**Supplied records**
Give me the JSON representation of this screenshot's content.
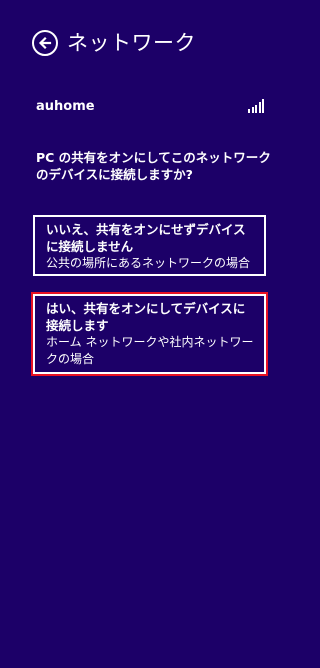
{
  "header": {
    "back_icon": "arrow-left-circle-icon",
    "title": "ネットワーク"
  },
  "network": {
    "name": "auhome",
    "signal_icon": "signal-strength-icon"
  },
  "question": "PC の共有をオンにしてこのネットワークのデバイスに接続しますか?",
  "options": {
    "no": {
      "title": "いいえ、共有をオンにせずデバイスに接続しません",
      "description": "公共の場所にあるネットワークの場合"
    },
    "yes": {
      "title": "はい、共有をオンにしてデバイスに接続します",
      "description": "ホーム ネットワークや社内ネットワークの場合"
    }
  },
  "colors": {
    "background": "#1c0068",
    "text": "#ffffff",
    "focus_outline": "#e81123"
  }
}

---

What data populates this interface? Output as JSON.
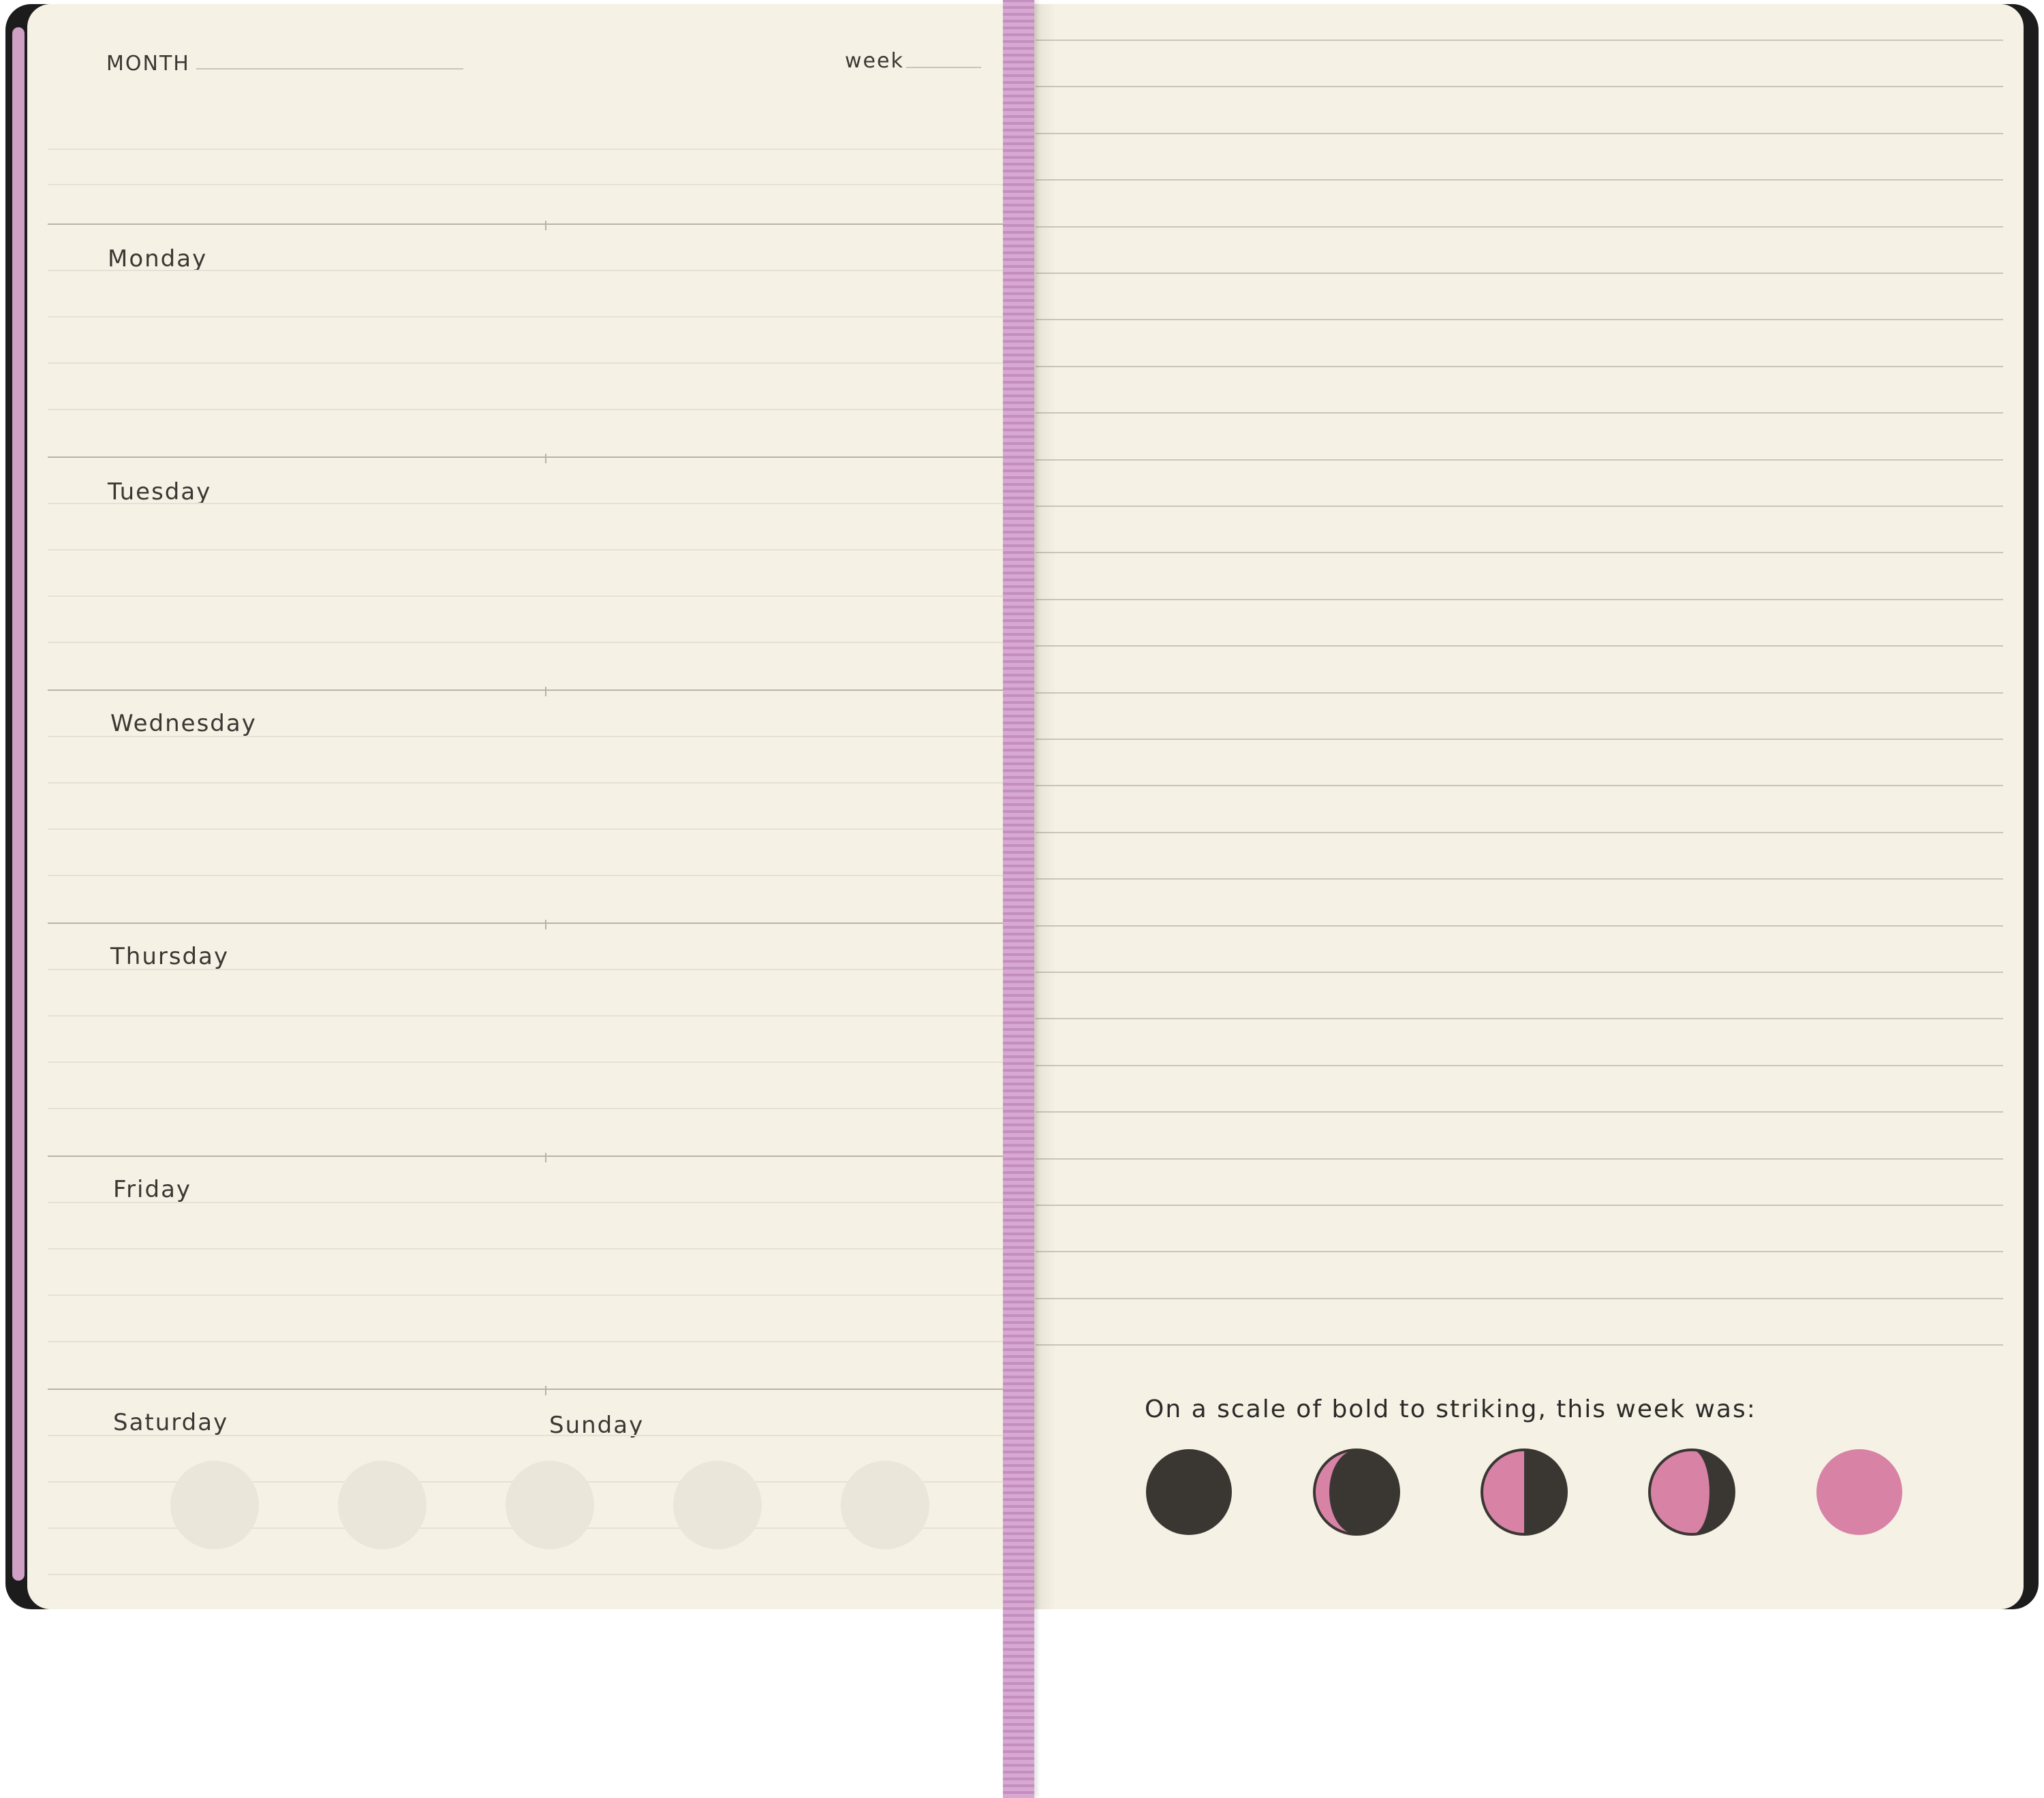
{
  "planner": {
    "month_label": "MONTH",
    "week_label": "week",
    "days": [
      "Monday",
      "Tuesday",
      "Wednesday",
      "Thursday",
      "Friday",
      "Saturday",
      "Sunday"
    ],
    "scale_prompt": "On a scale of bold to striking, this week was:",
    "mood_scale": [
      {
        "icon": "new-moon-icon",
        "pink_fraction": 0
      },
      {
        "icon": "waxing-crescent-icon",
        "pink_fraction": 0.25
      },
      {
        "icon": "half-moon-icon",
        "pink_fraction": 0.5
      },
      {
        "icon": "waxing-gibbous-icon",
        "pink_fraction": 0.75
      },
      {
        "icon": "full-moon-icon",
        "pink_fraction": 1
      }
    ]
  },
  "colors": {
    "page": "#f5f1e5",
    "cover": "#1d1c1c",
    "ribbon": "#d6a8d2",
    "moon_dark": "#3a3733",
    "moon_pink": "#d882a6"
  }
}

**Given task**
Show all lines in the entries above where the string "week" appears.

**Answer below**
    "week_label": "week",
    "scale_prompt": "On a scale of bold to striking, this week was:",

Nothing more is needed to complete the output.